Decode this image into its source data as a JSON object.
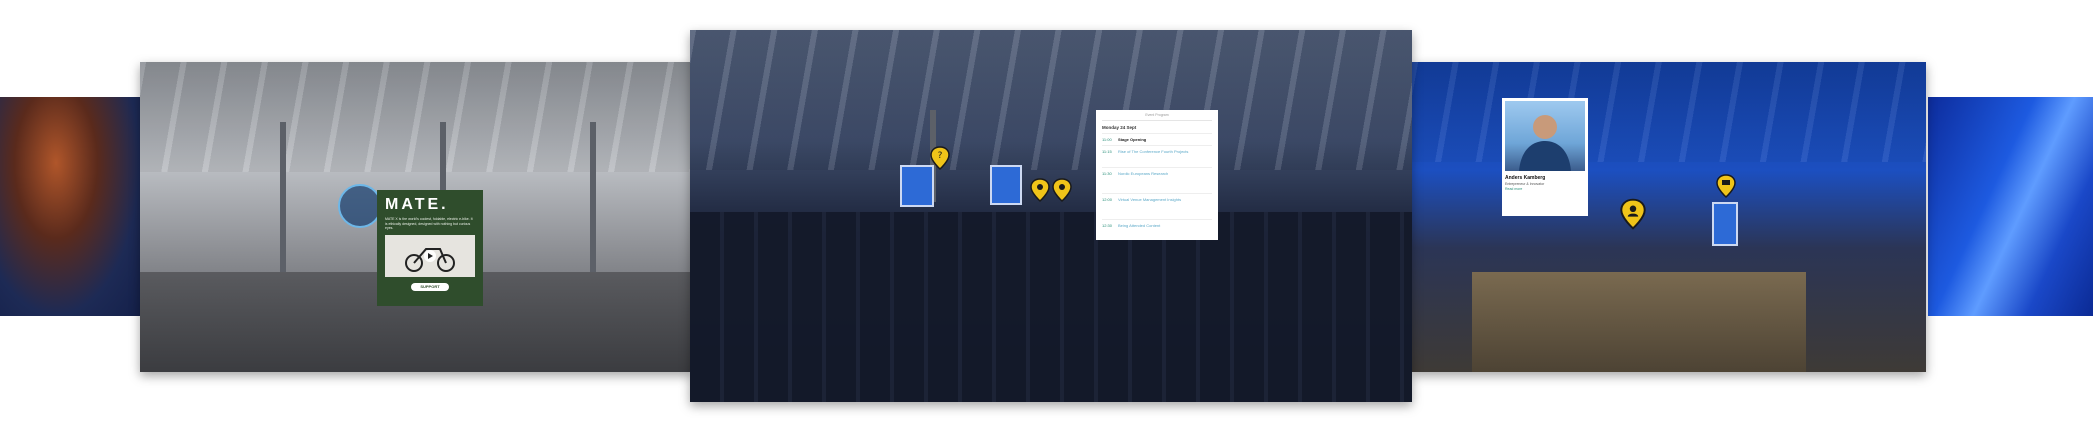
{
  "mate_card": {
    "title": "MATE.",
    "body": "MATE X is the world's coolest, foldable, electric e-bike. It is ethically designed, designed with nothing but curious eyes.",
    "button_label": "SUPPORT"
  },
  "schedule_card": {
    "header": "Event Program",
    "day": "Monday 24 Sept",
    "sessions": [
      {
        "time": "11:00",
        "title": "Stage Opening"
      },
      {
        "time": "11:15",
        "title": "Rise of The Conference Fourth Projects"
      },
      {
        "time": "11:30",
        "title": "Nordic Europeans Research"
      },
      {
        "time": "12:00",
        "title": "Virtual Venue Management Insights"
      },
      {
        "time": "12:30",
        "title": "Being Attended Content"
      }
    ]
  },
  "speaker_card": {
    "name": "Anders Kamberg",
    "role": "Entrepreneur & Innovator",
    "link": "Read more"
  },
  "colors": {
    "pin_fill": "#f0c419",
    "pin_stroke": "#1a1a1a",
    "mate_green": "#2f4d2c",
    "accent_teal": "#2a8f7a"
  },
  "icons": {
    "pin": "map-pin-icon",
    "play": "play-icon",
    "info": "info-ring-icon"
  }
}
• • • •
Leave the pictures out and output the rest of the listing exactly.

ANSWER BELOW -
Decode this image into its source data as a JSON object.
{
  "mate_card": {
    "title": "MATE.",
    "body": "MATE X is the world's coolest, foldable, electric e-bike. It is ethically designed, designed with nothing but curious eyes.",
    "button_label": "SUPPORT"
  },
  "schedule_card": {
    "header": "Event Program",
    "day": "Monday 24 Sept",
    "sessions": [
      {
        "time": "11:00",
        "title": "Stage Opening"
      },
      {
        "time": "11:15",
        "title": "Rise of The Conference Fourth Projects"
      },
      {
        "time": "11:30",
        "title": "Nordic Europeans Research"
      },
      {
        "time": "12:00",
        "title": "Virtual Venue Management Insights"
      },
      {
        "time": "12:30",
        "title": "Being Attended Content"
      }
    ]
  },
  "speaker_card": {
    "name": "Anders Kamberg",
    "role": "Entrepreneur & Innovator",
    "link": "Read more"
  },
  "colors": {
    "pin_fill": "#f0c419",
    "pin_stroke": "#1a1a1a",
    "mate_green": "#2f4d2c",
    "accent_teal": "#2a8f7a"
  },
  "icons": {
    "pin": "map-pin-icon",
    "play": "play-icon",
    "info": "info-ring-icon"
  }
}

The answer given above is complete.